(Excerpts from a figure dataset)
====================
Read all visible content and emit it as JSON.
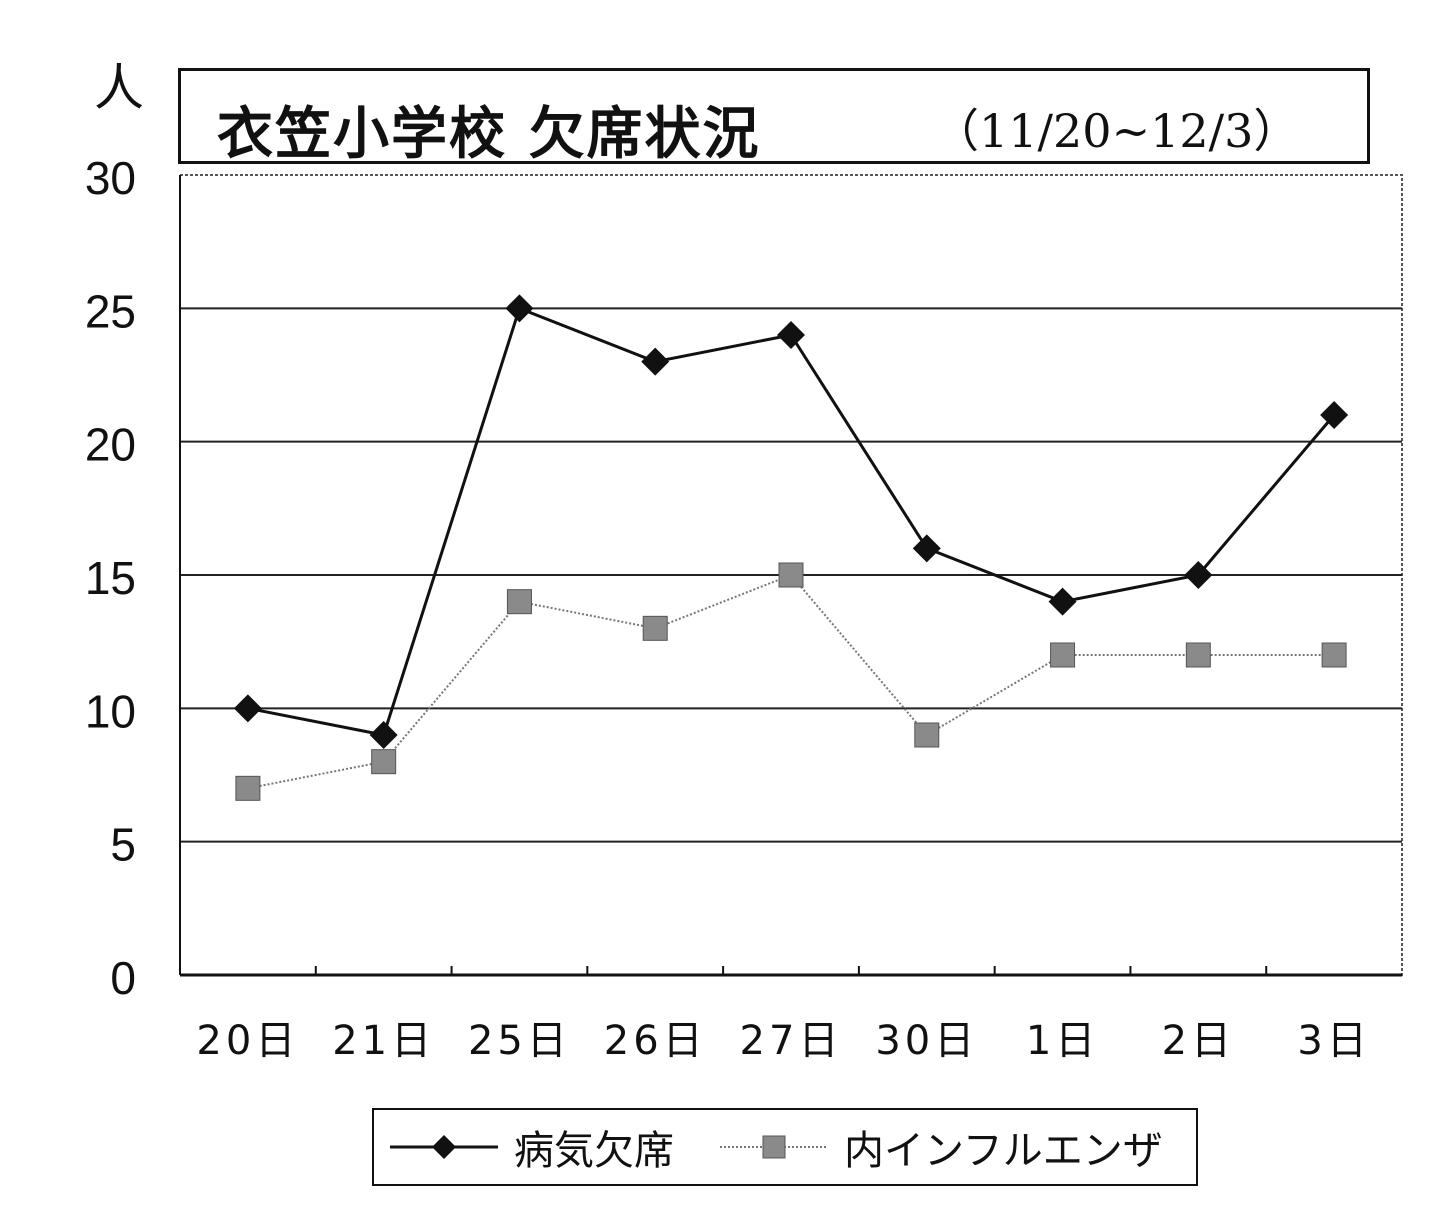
{
  "title": {
    "main": "衣笠小学校 欠席状況",
    "sub": "（11/20~12/3）"
  },
  "chart_data": {
    "type": "line",
    "title": "衣笠小学校 欠席状況 （11/20~12/3）",
    "ylabel": "人",
    "xlabel": "",
    "ylim": [
      0,
      30
    ],
    "yticks": [
      0,
      5,
      10,
      15,
      20,
      25,
      30
    ],
    "grid": true,
    "legend_position": "bottom",
    "categories": [
      "20日",
      "21日",
      "25日",
      "26日",
      "27日",
      "30日",
      "1日",
      "2日",
      "3日"
    ],
    "series": [
      {
        "name": "病気欠席",
        "marker": "diamond",
        "color": "#111111",
        "values": [
          10,
          9,
          25,
          23,
          24,
          16,
          14,
          15,
          21
        ]
      },
      {
        "name": "内インフルエンザ",
        "marker": "square",
        "color": "#777777",
        "values": [
          7,
          8,
          14,
          13,
          15,
          9,
          12,
          12,
          12
        ]
      }
    ]
  }
}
====================
Exercise - Copy each line exactly, and leave the pictures out of your copy.

Solved exercise -
Read all visible content and emit it as JSON.
{
  "title": {
    "main": "衣笠小学校 欠席状況",
    "sub": "（11/20~12/3）"
  },
  "chart_data": {
    "type": "line",
    "title": "衣笠小学校 欠席状況 （11/20~12/3）",
    "ylabel": "人",
    "xlabel": "",
    "ylim": [
      0,
      30
    ],
    "yticks": [
      0,
      5,
      10,
      15,
      20,
      25,
      30
    ],
    "grid": true,
    "legend_position": "bottom",
    "categories": [
      "20日",
      "21日",
      "25日",
      "26日",
      "27日",
      "30日",
      "1日",
      "2日",
      "3日"
    ],
    "series": [
      {
        "name": "病気欠席",
        "marker": "diamond",
        "color": "#111111",
        "values": [
          10,
          9,
          25,
          23,
          24,
          16,
          14,
          15,
          21
        ]
      },
      {
        "name": "内インフルエンザ",
        "marker": "square",
        "color": "#777777",
        "values": [
          7,
          8,
          14,
          13,
          15,
          9,
          12,
          12,
          12
        ]
      }
    ]
  }
}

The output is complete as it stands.